## Set problem
The records below must be output exactly, without pictures.

══ Extracted data ══

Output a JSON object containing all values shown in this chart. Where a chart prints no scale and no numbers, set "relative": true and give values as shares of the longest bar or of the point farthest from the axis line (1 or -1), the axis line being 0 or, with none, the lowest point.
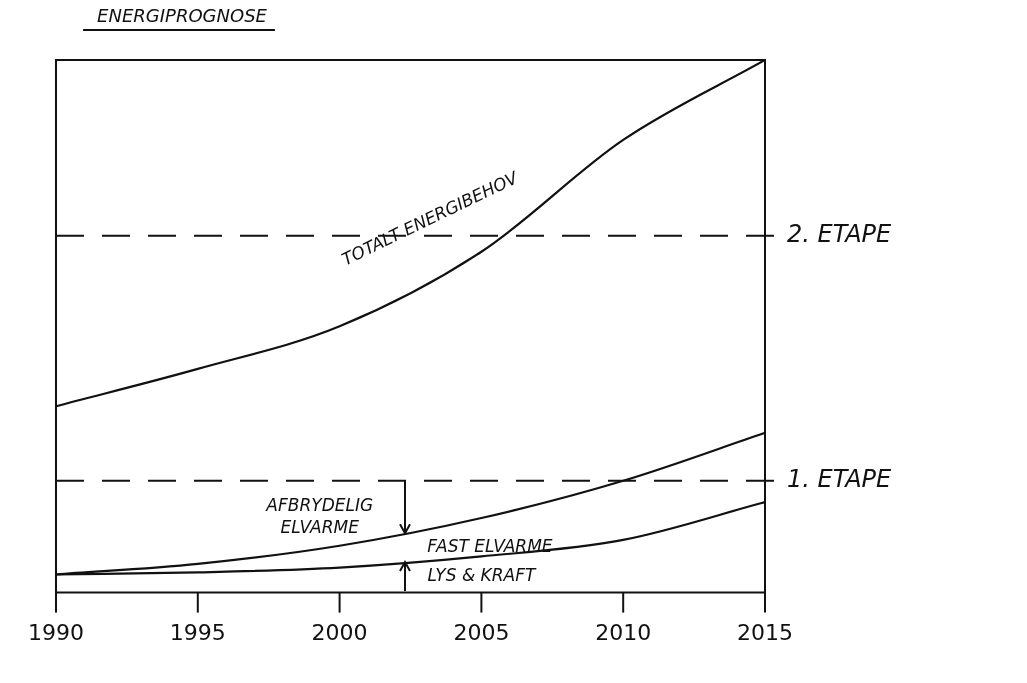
{
  "chart_data": {
    "type": "line",
    "title": "ENERGIPROGNOSE",
    "relative": true,
    "x": [
      1990,
      1995,
      2000,
      2005,
      2010,
      2015
    ],
    "xlim": [
      1990,
      2015
    ],
    "xticks": [
      1990,
      1995,
      2000,
      2005,
      2010,
      2015
    ],
    "series": [
      {
        "color": "#111111",
        "values": [
          0.35,
          0.42,
          0.5,
          0.64,
          0.85,
          1
        ]
      },
      {
        "color": "#111111",
        "values": [
          0.034,
          0.054,
          0.088,
          0.14,
          0.21,
          0.3
        ]
      },
      {
        "color": "#111111",
        "values": [
          0.034,
          0.038,
          0.047,
          0.068,
          0.099,
          0.17
        ]
      }
    ],
    "ref_lines": [
      {
        "axis": "y",
        "value": 0.67,
        "label": "2. ETAPE",
        "line_style": "dashed"
      },
      {
        "axis": "y",
        "value": 0.21,
        "label": "1. ETAPE",
        "line_style": "dashed"
      }
    ],
    "annotations": [
      "TOTALT ENERGIBEHOV",
      "AFBRYDELIG ELVARME",
      "FAST ELVARME",
      "LYS & KRAFT"
    ],
    "grid": false,
    "legend": false,
    "marker": "none",
    "line_style": "solid"
  }
}
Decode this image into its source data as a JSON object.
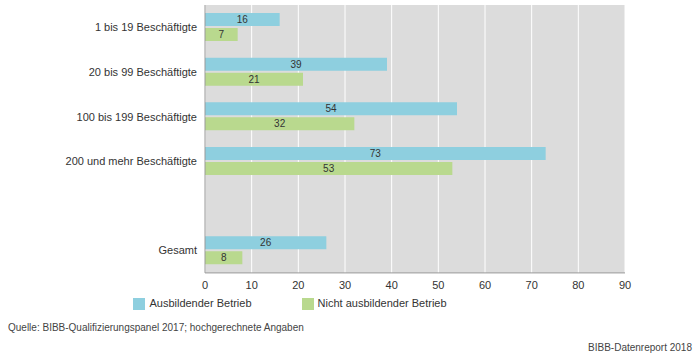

═══

## Full solution
Output a JSON object containing all values shown in this chart. Where a chart prints no scale and no numbers, set "relative": true and give values as shares of the longest bar or of the point farthest from the axis line (1 or -1), the axis line being 0 or, with none, the lowest point.
{
  "chart_data": {
    "type": "line",
    "title": "ENERGIPROGNOSE",
    "relative": true,
    "x": [
      1990,
      1995,
      2000,
      2005,
      2010,
      2015
    ],
    "xlim": [
      1990,
      2015
    ],
    "xticks": [
      1990,
      1995,
      2000,
      2005,
      2010,
      2015
    ],
    "series": [
      {
        "color": "#111111",
        "values": [
          0.35,
          0.42,
          0.5,
          0.64,
          0.85,
          1
        ]
      },
      {
        "color": "#111111",
        "values": [
          0.034,
          0.054,
          0.088,
          0.14,
          0.21,
          0.3
        ]
      },
      {
        "color": "#111111",
        "values": [
          0.034,
          0.038,
          0.047,
          0.068,
          0.099,
          0.17
        ]
      }
    ],
    "ref_lines": [
      {
        "axis": "y",
        "value": 0.67,
        "label": "2. ETAPE",
        "line_style": "dashed"
      },
      {
        "axis": "y",
        "value": 0.21,
        "label": "1. ETAPE",
        "line_style": "dashed"
      }
    ],
    "annotations": [
      "TOTALT ENERGIBEHOV",
      "AFBRYDELIG ELVARME",
      "FAST ELVARME",
      "LYS & KRAFT"
    ],
    "grid": false,
    "legend": false,
    "marker": "none",
    "line_style": "solid"
  }
}
Decode this image into its source data as a JSON object.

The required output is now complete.